*** Working data ***
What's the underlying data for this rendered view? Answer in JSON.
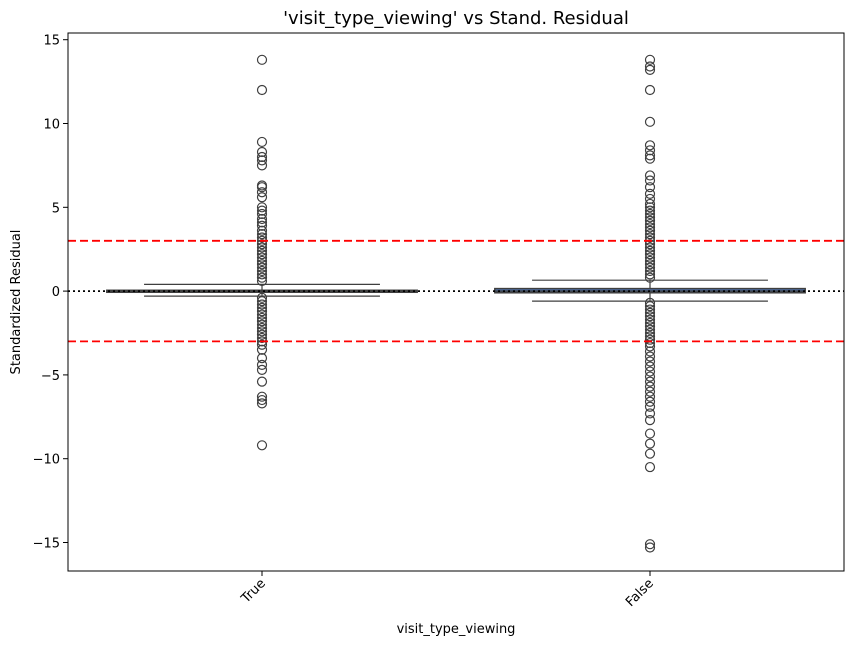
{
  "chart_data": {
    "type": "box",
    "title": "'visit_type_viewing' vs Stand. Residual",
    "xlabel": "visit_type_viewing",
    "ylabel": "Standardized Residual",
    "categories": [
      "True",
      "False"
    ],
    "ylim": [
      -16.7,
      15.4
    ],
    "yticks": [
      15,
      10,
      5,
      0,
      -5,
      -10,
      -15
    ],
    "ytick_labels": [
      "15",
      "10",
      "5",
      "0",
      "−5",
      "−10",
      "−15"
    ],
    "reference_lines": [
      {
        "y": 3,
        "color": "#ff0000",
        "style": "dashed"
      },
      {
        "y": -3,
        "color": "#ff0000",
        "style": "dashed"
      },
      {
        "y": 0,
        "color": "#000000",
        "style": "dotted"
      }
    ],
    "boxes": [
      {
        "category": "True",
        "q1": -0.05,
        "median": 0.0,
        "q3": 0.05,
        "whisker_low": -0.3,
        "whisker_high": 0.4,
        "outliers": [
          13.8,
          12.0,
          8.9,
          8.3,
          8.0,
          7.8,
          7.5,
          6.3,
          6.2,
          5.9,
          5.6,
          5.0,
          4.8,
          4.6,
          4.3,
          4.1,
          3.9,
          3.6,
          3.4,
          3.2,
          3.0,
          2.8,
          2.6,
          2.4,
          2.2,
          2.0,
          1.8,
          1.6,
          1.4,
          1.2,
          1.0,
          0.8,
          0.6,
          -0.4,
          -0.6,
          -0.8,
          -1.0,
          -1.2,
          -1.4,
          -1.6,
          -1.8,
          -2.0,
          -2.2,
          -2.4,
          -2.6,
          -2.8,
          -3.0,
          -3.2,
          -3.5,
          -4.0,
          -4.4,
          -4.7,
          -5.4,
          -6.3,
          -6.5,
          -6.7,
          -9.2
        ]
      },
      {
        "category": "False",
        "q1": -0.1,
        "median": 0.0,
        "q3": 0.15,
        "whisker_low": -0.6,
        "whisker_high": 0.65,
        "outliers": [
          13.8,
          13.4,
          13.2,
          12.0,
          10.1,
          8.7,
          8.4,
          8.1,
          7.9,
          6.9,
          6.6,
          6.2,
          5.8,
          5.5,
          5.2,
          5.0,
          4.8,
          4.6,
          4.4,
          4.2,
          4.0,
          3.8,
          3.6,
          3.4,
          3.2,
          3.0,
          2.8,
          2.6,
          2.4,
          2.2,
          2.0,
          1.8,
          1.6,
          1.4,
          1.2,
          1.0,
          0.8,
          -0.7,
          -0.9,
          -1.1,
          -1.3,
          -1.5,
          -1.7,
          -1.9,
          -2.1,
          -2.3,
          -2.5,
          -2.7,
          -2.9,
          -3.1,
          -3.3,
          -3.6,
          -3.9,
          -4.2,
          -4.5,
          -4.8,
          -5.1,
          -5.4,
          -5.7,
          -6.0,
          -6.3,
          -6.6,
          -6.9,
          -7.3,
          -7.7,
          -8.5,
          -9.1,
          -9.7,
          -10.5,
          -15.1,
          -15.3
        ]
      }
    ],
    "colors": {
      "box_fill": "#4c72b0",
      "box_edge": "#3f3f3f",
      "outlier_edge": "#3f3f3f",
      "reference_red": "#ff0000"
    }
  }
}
***
*** Working data ***
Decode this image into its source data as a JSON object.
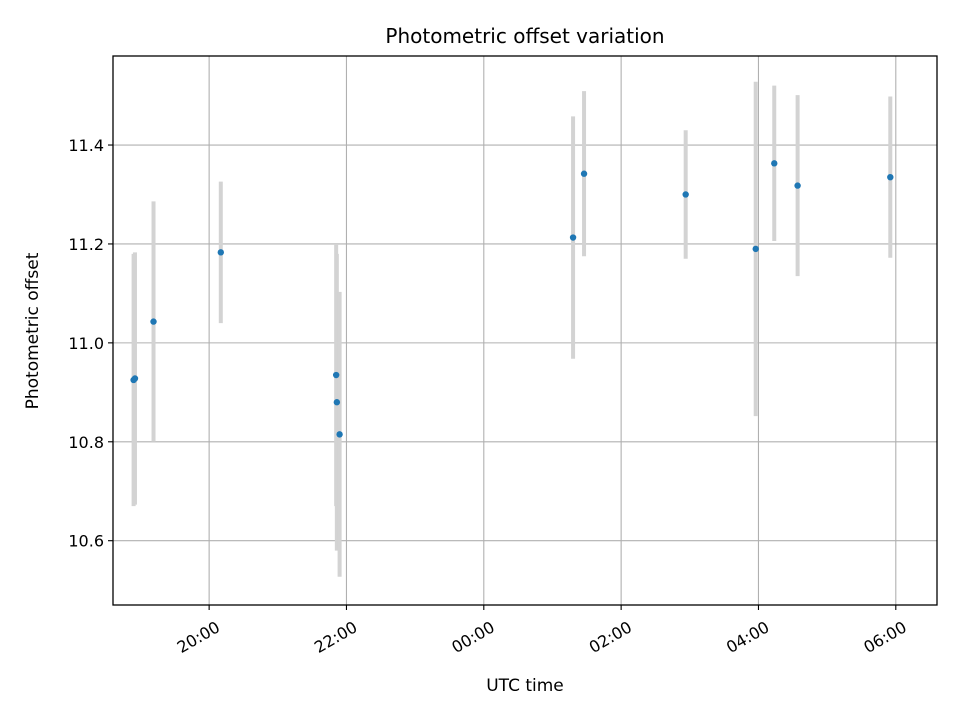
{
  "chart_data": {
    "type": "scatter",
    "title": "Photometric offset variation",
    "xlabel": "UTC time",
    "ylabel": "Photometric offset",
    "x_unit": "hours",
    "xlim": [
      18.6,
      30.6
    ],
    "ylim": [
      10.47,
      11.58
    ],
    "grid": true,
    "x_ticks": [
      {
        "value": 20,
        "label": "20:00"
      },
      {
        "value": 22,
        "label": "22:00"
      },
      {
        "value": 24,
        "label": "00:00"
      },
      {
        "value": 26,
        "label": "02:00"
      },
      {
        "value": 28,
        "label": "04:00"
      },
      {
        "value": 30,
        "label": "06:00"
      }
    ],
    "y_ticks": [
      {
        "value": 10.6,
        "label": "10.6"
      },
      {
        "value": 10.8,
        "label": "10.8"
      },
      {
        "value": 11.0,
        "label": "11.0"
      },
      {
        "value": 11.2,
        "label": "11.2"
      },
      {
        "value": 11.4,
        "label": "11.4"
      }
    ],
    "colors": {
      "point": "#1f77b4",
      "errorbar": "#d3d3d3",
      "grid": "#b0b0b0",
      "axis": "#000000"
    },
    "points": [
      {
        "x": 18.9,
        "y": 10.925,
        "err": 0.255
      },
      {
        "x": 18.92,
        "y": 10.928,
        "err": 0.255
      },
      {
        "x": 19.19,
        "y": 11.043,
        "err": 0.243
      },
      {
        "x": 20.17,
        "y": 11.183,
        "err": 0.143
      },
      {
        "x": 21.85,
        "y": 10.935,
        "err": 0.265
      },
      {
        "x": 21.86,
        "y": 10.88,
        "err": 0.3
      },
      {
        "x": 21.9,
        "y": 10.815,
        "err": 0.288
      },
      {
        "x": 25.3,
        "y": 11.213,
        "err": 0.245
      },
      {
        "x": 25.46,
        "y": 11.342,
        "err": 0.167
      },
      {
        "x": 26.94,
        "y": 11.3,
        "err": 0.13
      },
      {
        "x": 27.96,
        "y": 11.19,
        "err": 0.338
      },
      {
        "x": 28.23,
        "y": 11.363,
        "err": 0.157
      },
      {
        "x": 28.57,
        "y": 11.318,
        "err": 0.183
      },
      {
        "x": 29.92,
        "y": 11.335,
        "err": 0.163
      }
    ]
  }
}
***
*Directions for this task*:
Copy out all lines that carry the word "value".

*Complete output*:
        "value": 20,
        "value": 22,
        "value": 24,
        "value": 26,
        "value": 28,
        "value": 30,
        "value": 10.6,
        "value": 10.8,
        "value": 11.0,
        "value": 11.2,
        "value": 11.4,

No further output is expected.